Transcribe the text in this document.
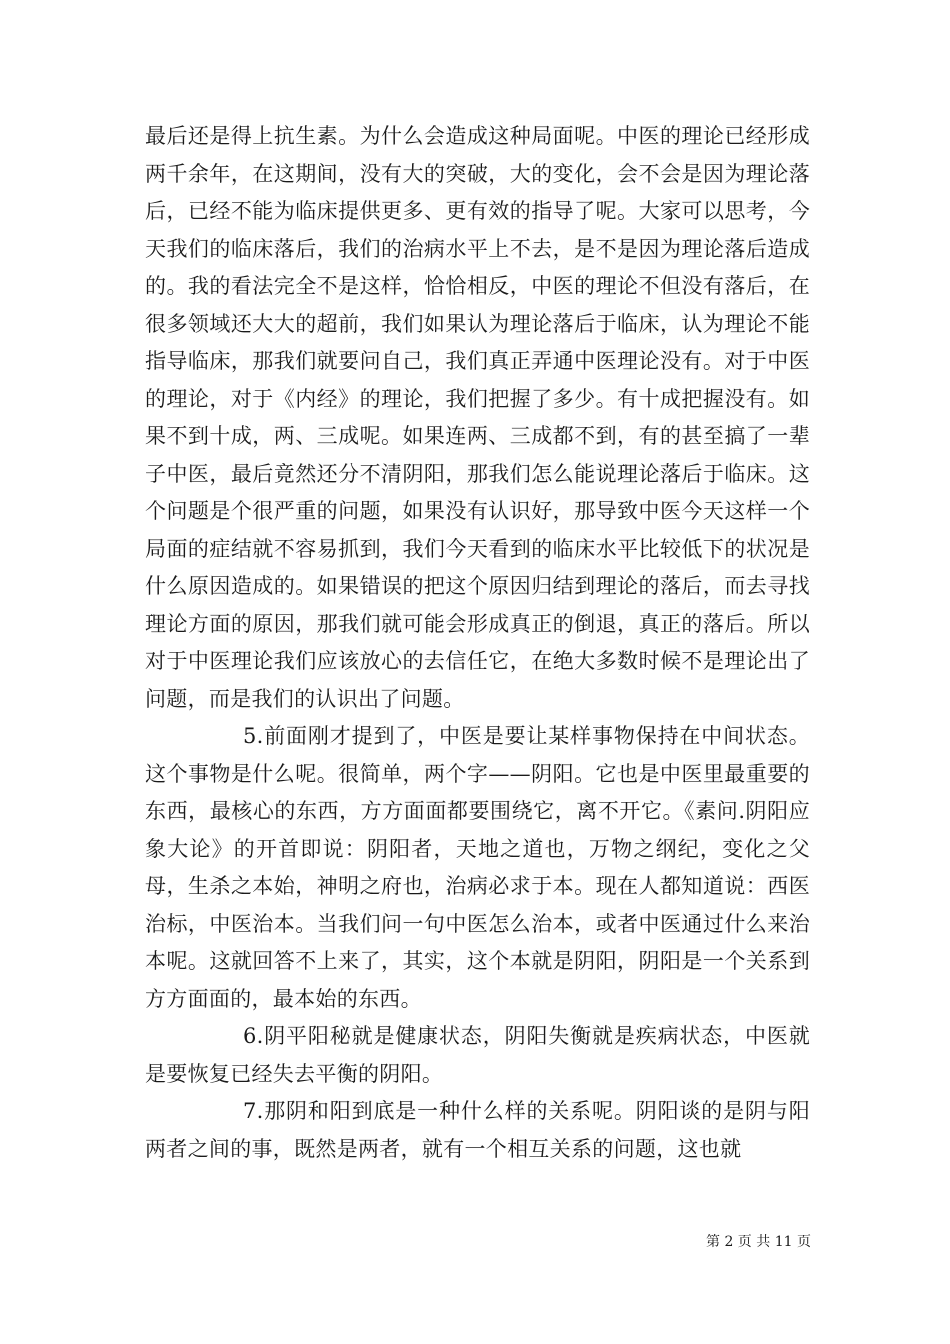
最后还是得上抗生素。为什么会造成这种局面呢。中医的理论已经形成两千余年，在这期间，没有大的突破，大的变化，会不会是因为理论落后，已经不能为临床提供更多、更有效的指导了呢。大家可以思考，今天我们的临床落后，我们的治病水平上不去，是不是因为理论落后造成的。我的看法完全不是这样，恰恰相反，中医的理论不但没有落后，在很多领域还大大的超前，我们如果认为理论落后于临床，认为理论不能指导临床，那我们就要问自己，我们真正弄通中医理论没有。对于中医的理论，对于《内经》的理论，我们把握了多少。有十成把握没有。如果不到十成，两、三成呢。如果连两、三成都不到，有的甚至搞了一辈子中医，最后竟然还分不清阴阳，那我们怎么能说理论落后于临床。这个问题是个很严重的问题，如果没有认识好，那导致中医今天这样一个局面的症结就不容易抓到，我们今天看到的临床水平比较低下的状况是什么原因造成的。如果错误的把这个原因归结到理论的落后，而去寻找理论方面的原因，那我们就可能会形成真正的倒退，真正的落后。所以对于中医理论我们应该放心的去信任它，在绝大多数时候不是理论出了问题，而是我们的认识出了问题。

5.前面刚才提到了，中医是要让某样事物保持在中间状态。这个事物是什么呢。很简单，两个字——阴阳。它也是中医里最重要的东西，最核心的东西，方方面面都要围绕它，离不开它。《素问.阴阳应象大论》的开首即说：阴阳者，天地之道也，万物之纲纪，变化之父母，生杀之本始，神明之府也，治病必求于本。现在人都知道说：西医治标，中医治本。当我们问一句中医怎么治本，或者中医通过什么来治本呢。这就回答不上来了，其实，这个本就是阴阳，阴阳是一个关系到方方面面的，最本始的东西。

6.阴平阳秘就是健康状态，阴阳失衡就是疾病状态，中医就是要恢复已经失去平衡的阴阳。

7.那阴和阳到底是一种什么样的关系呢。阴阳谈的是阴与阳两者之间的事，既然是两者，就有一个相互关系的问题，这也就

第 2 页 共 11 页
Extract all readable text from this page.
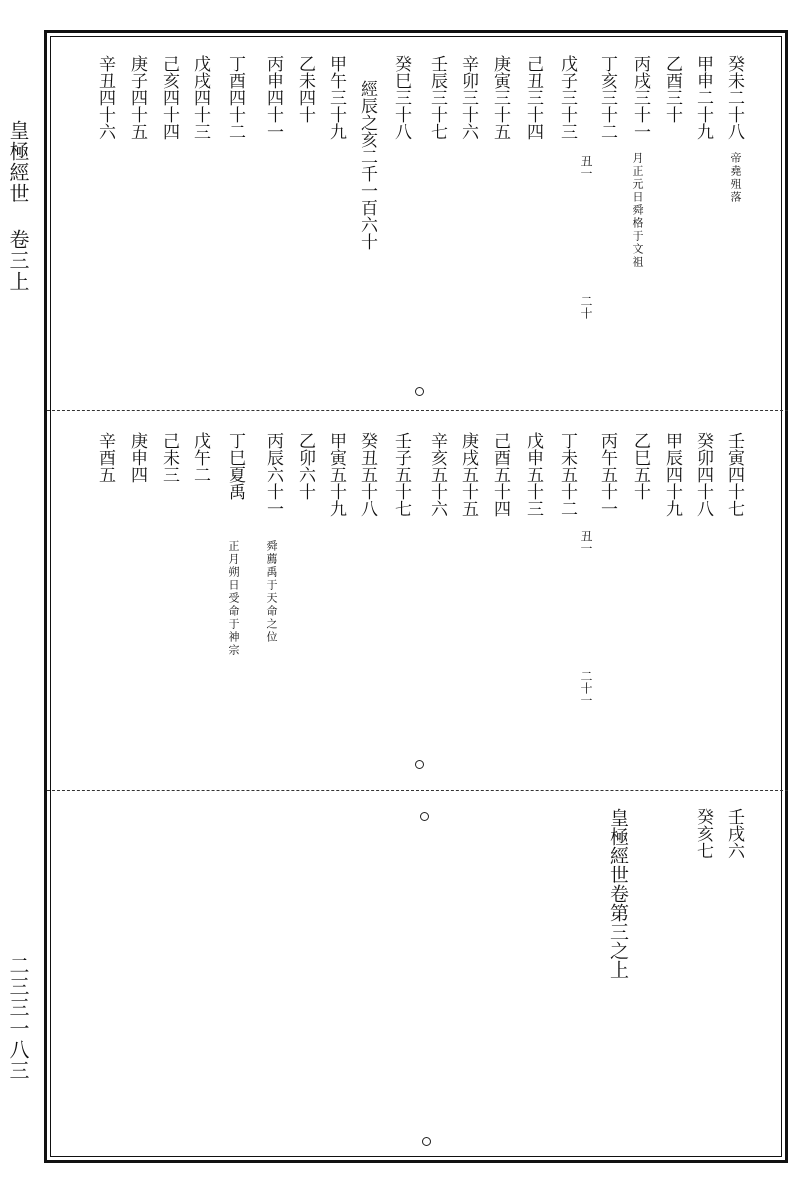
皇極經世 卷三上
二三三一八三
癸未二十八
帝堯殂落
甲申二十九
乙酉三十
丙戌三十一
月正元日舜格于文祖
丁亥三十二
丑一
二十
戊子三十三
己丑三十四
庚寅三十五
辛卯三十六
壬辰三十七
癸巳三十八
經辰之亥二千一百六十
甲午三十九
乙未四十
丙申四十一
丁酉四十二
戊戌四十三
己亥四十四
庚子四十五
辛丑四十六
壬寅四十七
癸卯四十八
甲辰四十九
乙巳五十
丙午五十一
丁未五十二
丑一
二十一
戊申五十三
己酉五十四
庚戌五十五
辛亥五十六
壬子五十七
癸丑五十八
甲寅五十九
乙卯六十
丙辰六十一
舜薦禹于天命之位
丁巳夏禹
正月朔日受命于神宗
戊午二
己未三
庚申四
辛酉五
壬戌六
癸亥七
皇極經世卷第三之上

- - -

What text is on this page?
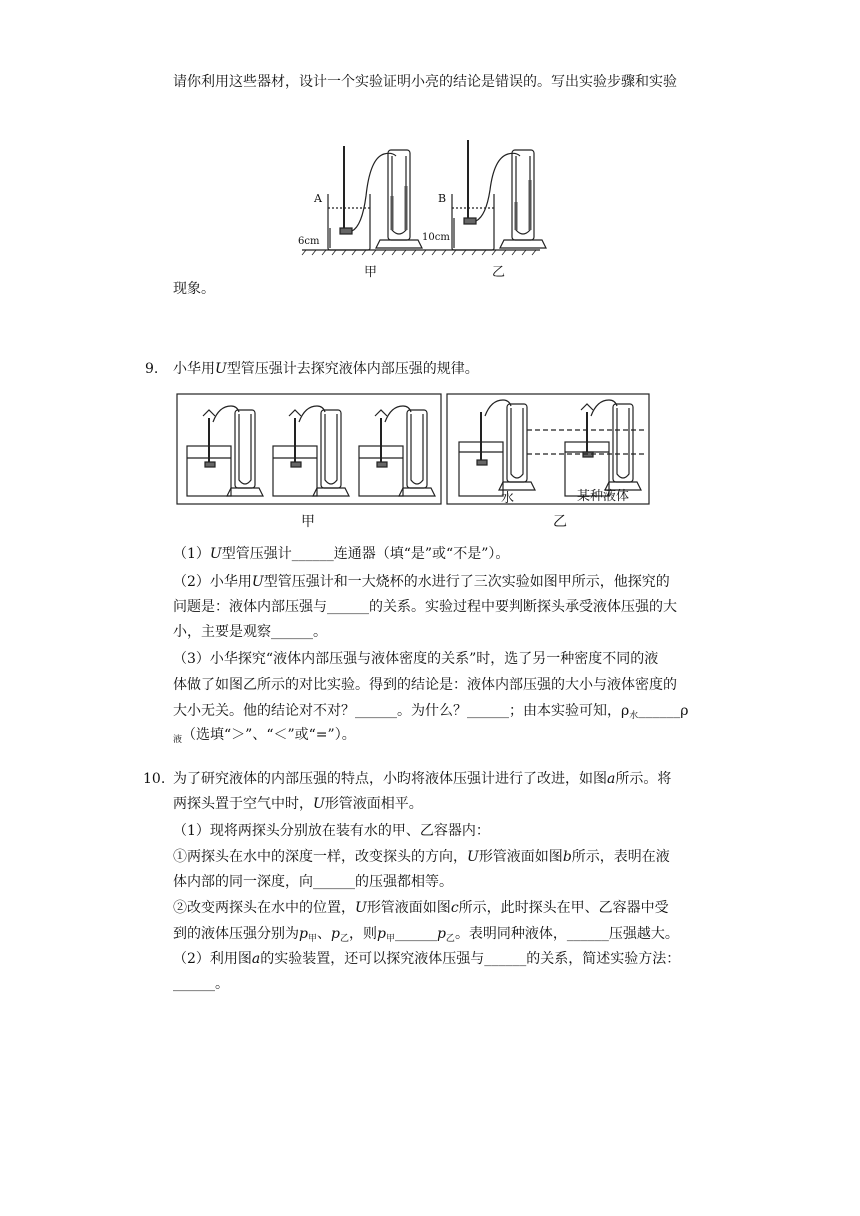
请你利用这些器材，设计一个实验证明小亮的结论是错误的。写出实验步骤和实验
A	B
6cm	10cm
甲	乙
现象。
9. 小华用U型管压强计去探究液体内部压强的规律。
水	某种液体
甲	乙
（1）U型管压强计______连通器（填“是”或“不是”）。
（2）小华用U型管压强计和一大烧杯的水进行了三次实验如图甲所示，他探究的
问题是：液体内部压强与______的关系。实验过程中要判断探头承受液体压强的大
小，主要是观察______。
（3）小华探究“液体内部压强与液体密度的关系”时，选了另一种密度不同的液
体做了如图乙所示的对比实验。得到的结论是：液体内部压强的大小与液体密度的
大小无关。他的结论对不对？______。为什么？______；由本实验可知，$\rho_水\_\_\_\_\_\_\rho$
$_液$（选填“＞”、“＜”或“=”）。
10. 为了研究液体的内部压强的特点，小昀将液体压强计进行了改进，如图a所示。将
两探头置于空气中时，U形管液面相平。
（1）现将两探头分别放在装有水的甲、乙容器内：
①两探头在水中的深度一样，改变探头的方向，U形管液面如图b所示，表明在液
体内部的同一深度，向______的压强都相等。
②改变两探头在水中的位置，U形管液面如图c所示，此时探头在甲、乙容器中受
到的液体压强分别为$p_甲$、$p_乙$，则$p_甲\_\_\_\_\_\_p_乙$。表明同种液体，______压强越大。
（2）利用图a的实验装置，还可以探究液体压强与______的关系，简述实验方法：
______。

- - -

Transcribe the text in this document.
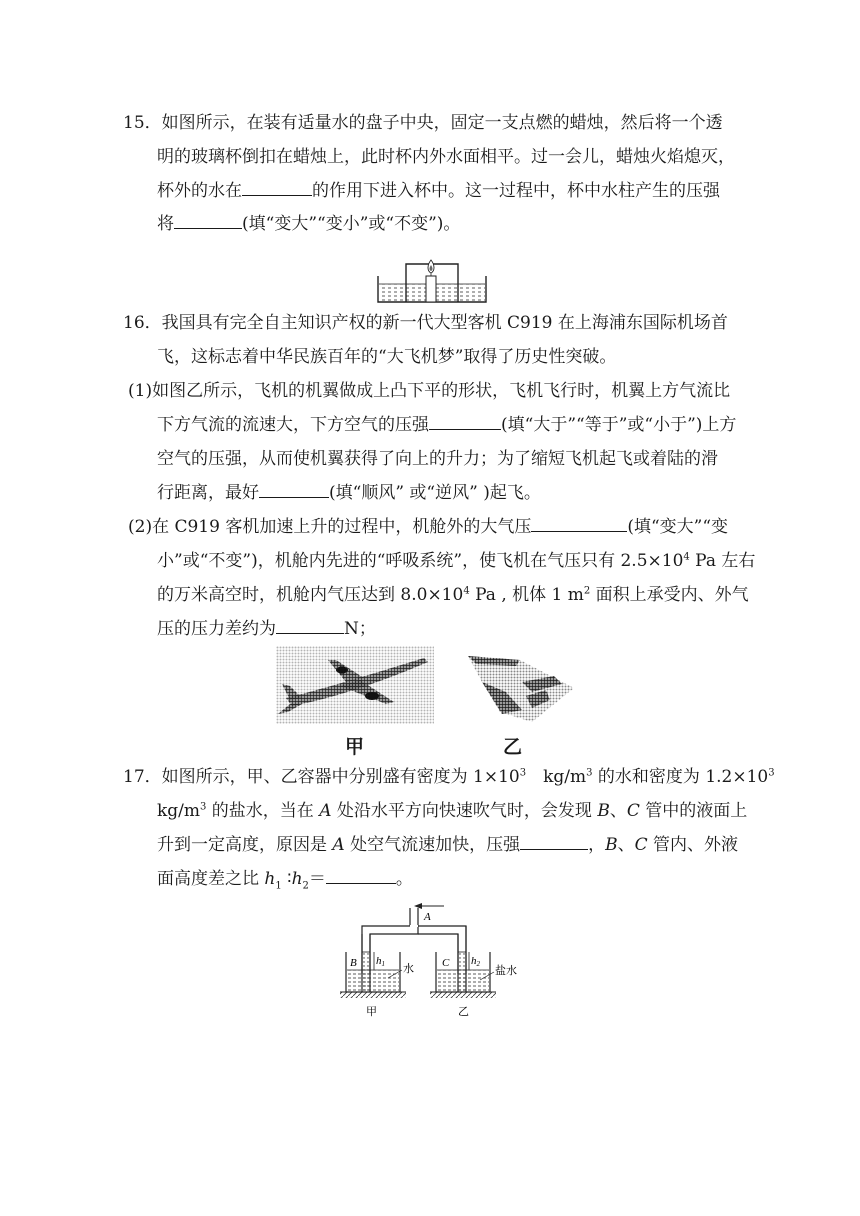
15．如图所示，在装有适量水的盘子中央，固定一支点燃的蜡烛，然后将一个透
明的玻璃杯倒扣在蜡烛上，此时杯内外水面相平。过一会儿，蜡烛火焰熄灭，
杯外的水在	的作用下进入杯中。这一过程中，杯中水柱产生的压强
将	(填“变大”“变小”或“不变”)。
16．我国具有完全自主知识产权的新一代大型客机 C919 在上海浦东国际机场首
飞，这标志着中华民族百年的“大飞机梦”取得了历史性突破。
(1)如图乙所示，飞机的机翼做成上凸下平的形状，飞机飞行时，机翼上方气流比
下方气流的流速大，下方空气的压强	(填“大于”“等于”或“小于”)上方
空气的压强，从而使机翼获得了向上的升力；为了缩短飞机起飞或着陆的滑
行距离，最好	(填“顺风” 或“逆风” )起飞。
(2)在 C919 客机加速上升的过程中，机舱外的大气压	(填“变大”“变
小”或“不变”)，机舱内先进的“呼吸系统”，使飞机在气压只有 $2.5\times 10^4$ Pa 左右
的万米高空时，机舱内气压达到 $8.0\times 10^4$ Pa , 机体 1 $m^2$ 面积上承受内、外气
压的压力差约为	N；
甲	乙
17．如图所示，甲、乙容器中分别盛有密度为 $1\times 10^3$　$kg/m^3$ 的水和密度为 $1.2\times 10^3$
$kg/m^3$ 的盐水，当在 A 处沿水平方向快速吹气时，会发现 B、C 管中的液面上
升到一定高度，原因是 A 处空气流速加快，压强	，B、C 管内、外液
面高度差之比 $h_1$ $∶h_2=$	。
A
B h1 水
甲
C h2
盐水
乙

- - -

### Task directions:
Identify and extract each line of the listing that contains "page".

### Task result:
Extract all readable text from this page.
What text is on this page?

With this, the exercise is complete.